Copie do texto sobre a queda das bolsas o trecho que começa em "Para meu espanto, a" e termina em "as de Tóquio.".

Página -
■ ■ ■

Na manhã da última segunda-feira, cinco de agosto, acordei às quatro horas para assistir competições dos Jogos Olímpicos de Paris.

Antes de ligar a TV, dei uma passada, como faço todos os dias, pelo site da Bloomberg.

Para meu espanto, a Bolsa de Tóquio sofrera uma queda de 12,40%, a maior desde o crash de outubro de 1987. Como não podia deixar de ser, as bolsas da Europa acompanharam, sofrendo fortes perdas.

Para as bolsas americanas, as expectativas eram as piores possíveis. No mercado noturno (de domingo para segunda), as ações do índice Nasdaq caíram tanto quanto as de Tóquio.

Enquanto esperava a abertura da B3, me lembrei de um trecho de meu livro Os mercadores da noite. Nas páginas 39 e 40 da edição da Inversa, está escrito:

A maioria dos fundos americanos era administrada por computadores através de programas de negociação. Esses programas tomavam decisões baseadas em análise técnica e matemática das cotações dos diversos mercados.

■ ■ ■

Informações fornecidas -
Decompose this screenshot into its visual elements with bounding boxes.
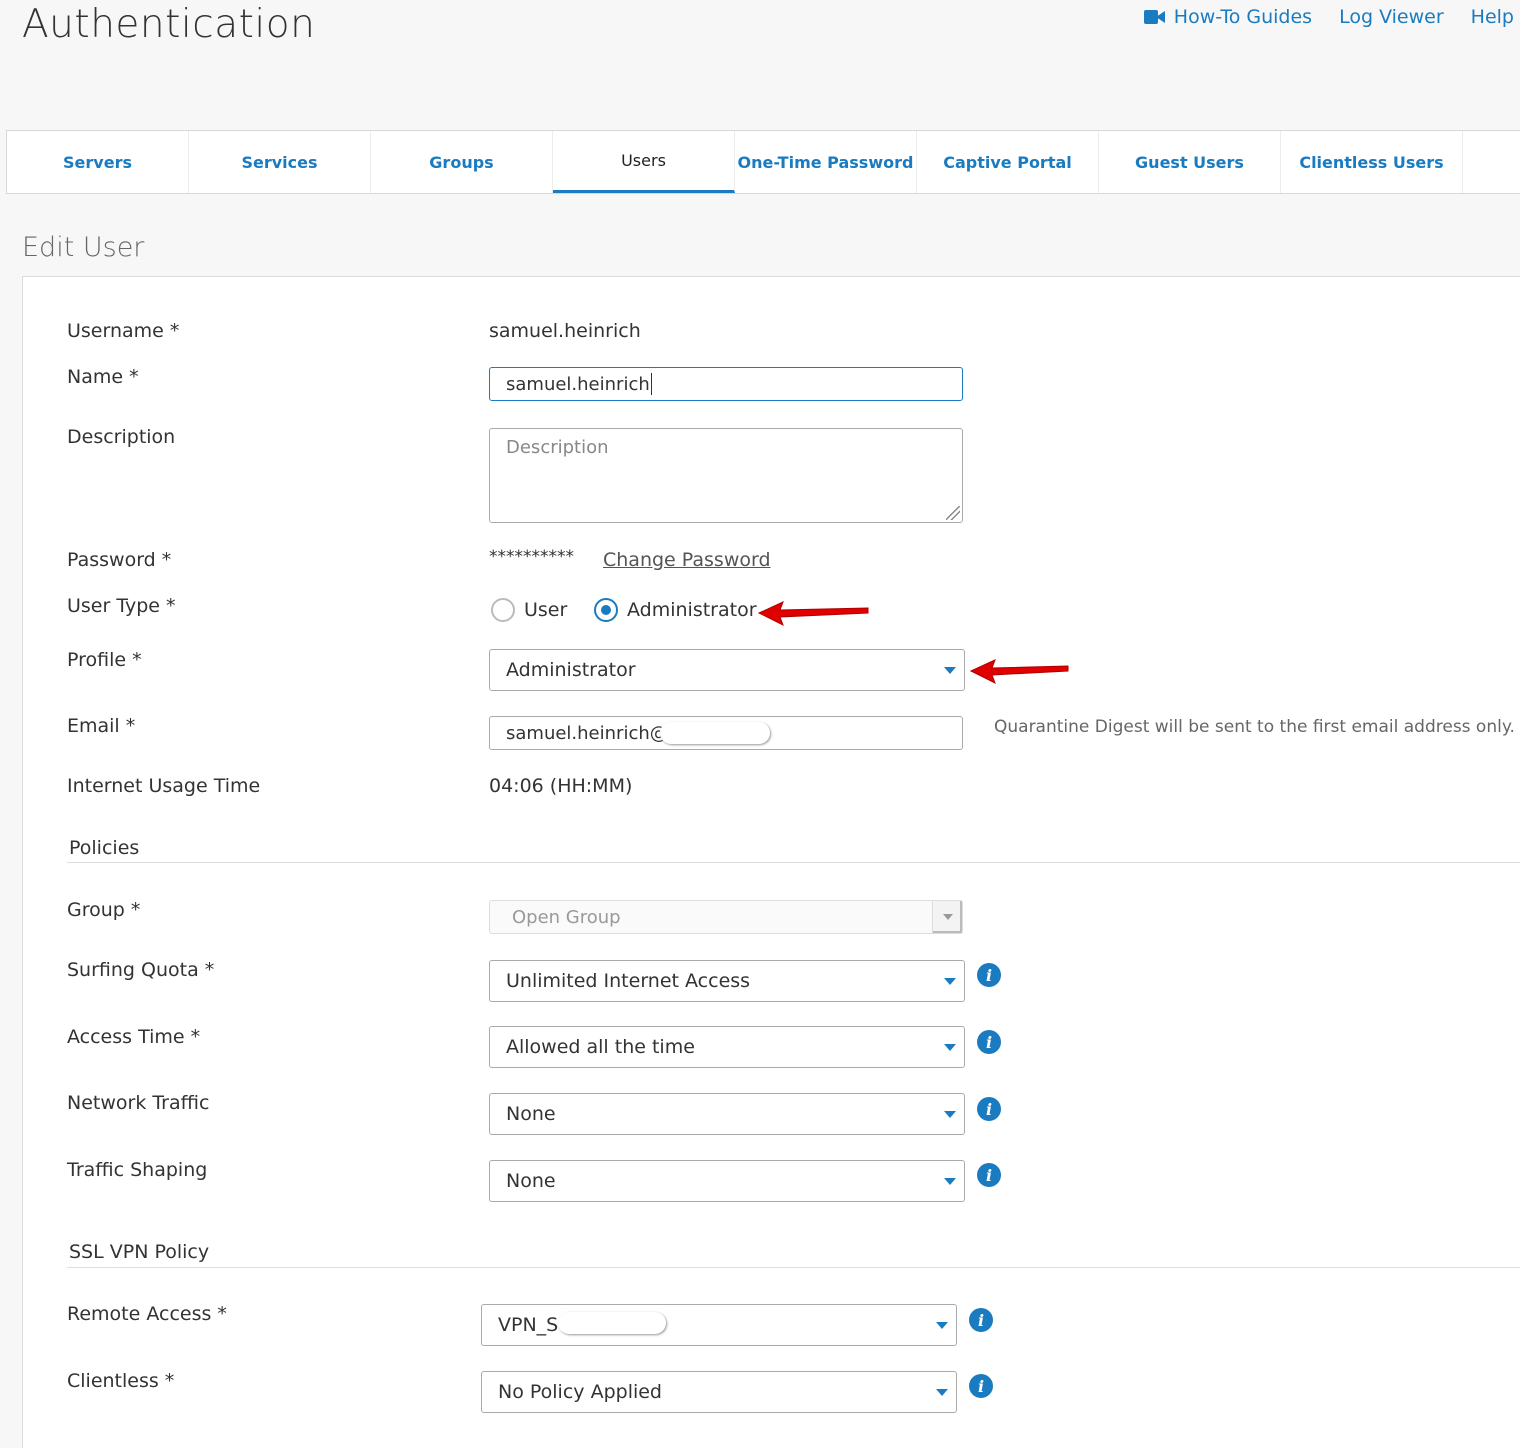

■ ■ ■

Resposta do exercício -
Para meu espanto, a Bolsa de Tóquio sofrera uma queda de 12,40%, a maior desde o crash de outubro de 1987. Como não podia deixar de ser, as bolsas da Europa acompanharam, sofrendo fortes perdas.

Para as bolsas americanas, as expectativas eram as piores possíveis. No mercado noturno (de domingo para segunda), as ações do índice Nasdaq caíram tanto quanto as de Tóquio.